- _Do this_: In this exercise, return the whole listing exactly, excluding any images.

[Data extracted from a collection]

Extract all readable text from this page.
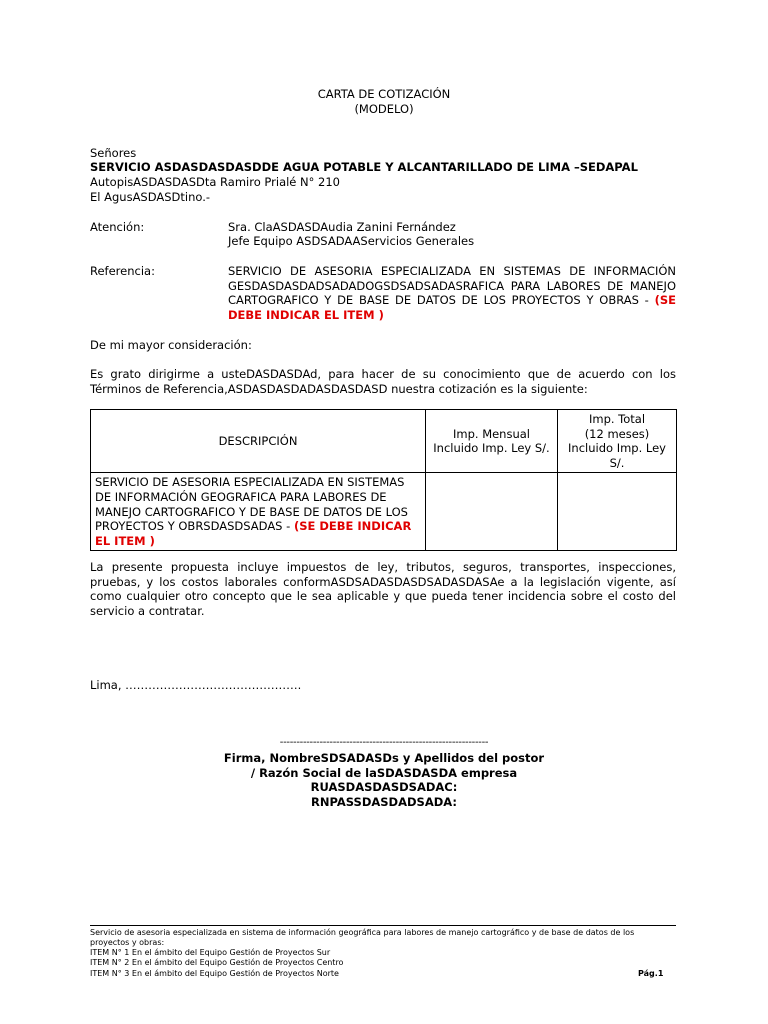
CARTA DE COTIZACIÓN
(MODELO)
Señores
SERVICIO ASDASDASDASDDE AGUA POTABLE Y ALCANTARILLADO DE LIMA –SEDAPAL
AutopisASDASDASDta Ramiro Prialé N° 210
El AgusASDASDtino.-
Atención:	Sra. ClaASDASDAudia Zanini Fernández
Jefe Equipo ASDSADAAServicios Generales
Referencia:	SERVICIO DE ASESORIA ESPECIALIZADA EN SISTEMAS DE INFORMACIÓN GESDASDASDADSADADOGSDSADSADASRAFICA PARA LABORES DE MANEJO CARTOGRAFICO Y DE BASE DE DATOS DE LOS PROYECTOS Y OBRAS - (SE DEBE INDICAR EL ITEM )
De mi mayor consideración:
Es grato dirigirme a usteDASDASDAd, para hacer de su conocimiento que de acuerdo con los Términos de Referencia,ASDASDASDADASDASDASD nuestra cotización es la siguiente:
DESCRIPCIÓN	Imp. Mensual Incluido Imp. Ley S/.	Imp. Total
(12 meses)
Incluido Imp. Ley S/.

SERVICIO DE ASESORIA ESPECIALIZADA EN SISTEMAS DE INFORMACIÓN GEOGRAFICA PARA LABORES DE MANEJO CARTOGRAFICO Y DE BASE DE DATOS DE LOS PROYECTOS Y OBRSDASDSADAS - (SE DEBE INDICAR EL ITEM )		
La presente propuesta incluye impuestos de ley, tributos, seguros, transportes, inspecciones, pruebas, y los costos laborales conformASDSADASDASDSADASDASAe a la legislación vigente, así como cualquier otro concepto que le sea aplicable y que pueda tener incidencia sobre el costo del servicio a contratar.
Lima, ……………………………………….
---------------------------------------------------------------
Firma, NombreSDSADASDs y Apellidos del postor
/ Razón Social de laSDASDASDA empresa
RUASDASDASDSADAC:
RNPASSDASDADSADA:
Servicio de asesoria especializada en sistema de información geográfica para labores de manejo cartográfico y de base de datos de los proyectos y obras:
ITEM N° 1 En el ámbito del Equipo Gestión de Proyectos Sur
ITEM N° 2 En el ámbito del Equipo Gestión de Proyectos Centro
ITEM N° 3 En el ámbito del Equipo Gestión de Proyectos Norte	Pág.1
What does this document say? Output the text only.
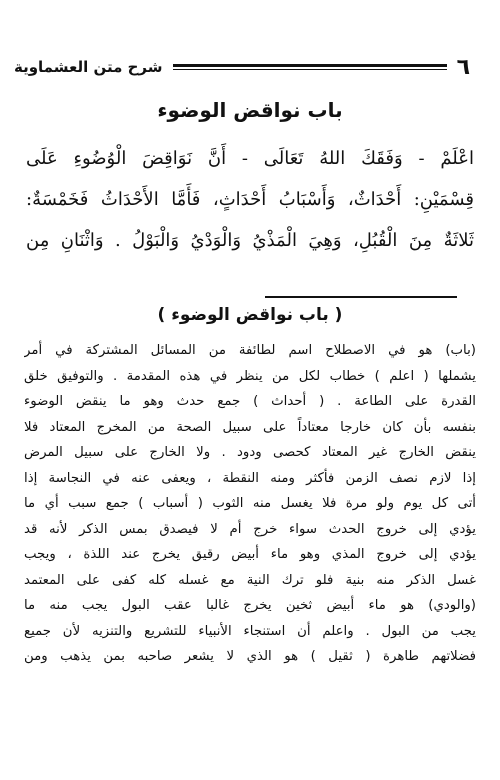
٦
شرح متن العشماوية
باب نواقض الوضوء
اعْلَمْ - وَفَقَكَ اللهُ تَعَالَى - أَنَّ نَوَاقِضَ الْوُضُوءِ عَلَى
قِسْمَيْنِ: أَحْدَاثٌ، وَأَسْبَابُ أَحْدَاثٍ، فَأَمَّا الأَحْدَاثُ فَخَمْسَةٌ:
ثَلاثَةٌ مِنَ الْقُبُلِ، وَهِيَ الْمَذْيُ وَالْوَدْيُ وَالْبَوْلُ . وَاثْنَانِ مِن
( باب نواقض الوضوء )
(باب) هو في الاصطلاح اسم لطائفة من المسائل المشتركة في أمر
يشملها ( اعلم ) خطاب لكل من ينظر في هذه المقدمة . والتوفيق خلق
القدرة على الطاعة . ( أحداث ) جمع حدث وهو ما ينقض الوضوء
بنفسه بأن كان خارجا معتاداً على سبيل الصحة من المخرج المعتاد فلا
ينقض الخارج غير المعتاد كحصى ودود . ولا الخارج على سبيل المرض
إذا لازم نصف الزمن فأكثر ومنه النقطة ، ويعفى عنه في النجاسة إذا
أتى كل يوم ولو مرة فلا يغسل منه الثوب ( أسباب ) جمع سبب أي ما
يؤدي إلى خروج الحدث سواء خرج أم لا فيصدق بمس الذكر لأنه قد
يؤدي إلى خروج المذي وهو ماء أبيض رقيق يخرج عند اللذة ، ويجب
غسل الذكر منه بنية فلو ترك النية مع غسله كله كفى على المعتمد
(والودي) هو ماء أبيض ثخين يخرج غالبا عقب البول يجب منه ما
يجب من البول . واعلم أن استنجاء الأنبياء للتشريع والتنزيه لأن جميع
فضلاتهم طاهرة ( ثقيل ) هو الذي لا يشعر صاحبه بمن يذهب ومن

- _Final result_:
Extract all readable text from this page.
CARTA DE COTIZACIÓN
(MODELO)
Señores
SERVICIO ASDASDASDASDDE AGUA POTABLE Y ALCANTARILLADO DE LIMA –SEDAPAL
AutopisASDASDASDta Ramiro Prialé N° 210
El AgusASDASDtino.-
Atención:	Sra. ClaASDASDAudia Zanini Fernández
Jefe Equipo ASDSADAAServicios Generales
Referencia:	SERVICIO DE ASESORIA ESPECIALIZADA EN SISTEMAS DE INFORMACIÓN GESDASDASDADSADADOGSDSADSADASRAFICA PARA LABORES DE MANEJO CARTOGRAFICO Y DE BASE DE DATOS DE LOS PROYECTOS Y OBRAS - (SE DEBE INDICAR EL ITEM )
De mi mayor consideración:
Es grato dirigirme a usteDASDASDAd, para hacer de su conocimiento que de acuerdo con los Términos de Referencia,ASDASDASDADASDASDASD nuestra cotización es la siguiente:
DESCRIPCIÓN	Imp. Mensual Incluido Imp. Ley S/.	Imp. Total
(12 meses)
Incluido Imp. Ley S/.

SERVICIO DE ASESORIA ESPECIALIZADA EN SISTEMAS DE INFORMACIÓN GEOGRAFICA PARA LABORES DE MANEJO CARTOGRAFICO Y DE BASE DE DATOS DE LOS PROYECTOS Y OBRSDASDSADAS - (SE DEBE INDICAR EL ITEM )		
La presente propuesta incluye impuestos de ley, tributos, seguros, transportes, inspecciones, pruebas, y los costos laborales conformASDSADASDASDSADASDASAe a la legislación vigente, así como cualquier otro concepto que le sea aplicable y que pueda tener incidencia sobre el costo del servicio a contratar.
Lima, ……………………………………….
---------------------------------------------------------------
Firma, NombreSDSADASDs y Apellidos del postor
/ Razón Social de laSDASDASDA empresa
RUASDASDASDSADAC:
RNPASSDASDADSADA:
Servicio de asesoria especializada en sistema de información geográfica para labores de manejo cartográfico y de base de datos de los proyectos y obras:
ITEM N° 1 En el ámbito del Equipo Gestión de Proyectos Sur
ITEM N° 2 En el ámbito del Equipo Gestión de Proyectos Centro
ITEM N° 3 En el ámbito del Equipo Gestión de Proyectos Norte	Pág.1
What does this document say? Output the text only.
٦
شرح متن العشماوية
باب نواقض الوضوء
اعْلَمْ - وَفَقَكَ اللهُ تَعَالَى - أَنَّ نَوَاقِضَ الْوُضُوءِ عَلَى
قِسْمَيْنِ: أَحْدَاثٌ، وَأَسْبَابُ أَحْدَاثٍ، فَأَمَّا الأَحْدَاثُ فَخَمْسَةٌ:
ثَلاثَةٌ مِنَ الْقُبُلِ، وَهِيَ الْمَذْيُ وَالْوَدْيُ وَالْبَوْلُ . وَاثْنَانِ مِن
( باب نواقض الوضوء )
(باب) هو في الاصطلاح اسم لطائفة من المسائل المشتركة في أمر
يشملها ( اعلم ) خطاب لكل من ينظر في هذه المقدمة . والتوفيق خلق
القدرة على الطاعة . ( أحداث ) جمع حدث وهو ما ينقض الوضوء
بنفسه بأن كان خارجا معتاداً على سبيل الصحة من المخرج المعتاد فلا
ينقض الخارج غير المعتاد كحصى ودود . ولا الخارج على سبيل المرض
إذا لازم نصف الزمن فأكثر ومنه النقطة ، ويعفى عنه في النجاسة إذا
أتى كل يوم ولو مرة فلا يغسل منه الثوب ( أسباب ) جمع سبب أي ما
يؤدي إلى خروج الحدث سواء خرج أم لا فيصدق بمس الذكر لأنه قد
يؤدي إلى خروج المذي وهو ماء أبيض رقيق يخرج عند اللذة ، ويجب
غسل الذكر منه بنية فلو ترك النية مع غسله كله كفى على المعتمد
(والودي) هو ماء أبيض ثخين يخرج غالبا عقب البول يجب منه ما
يجب من البول . واعلم أن استنجاء الأنبياء للتشريع والتنزيه لأن جميع
فضلاتهم طاهرة ( ثقيل ) هو الذي لا يشعر صاحبه بمن يذهب ومن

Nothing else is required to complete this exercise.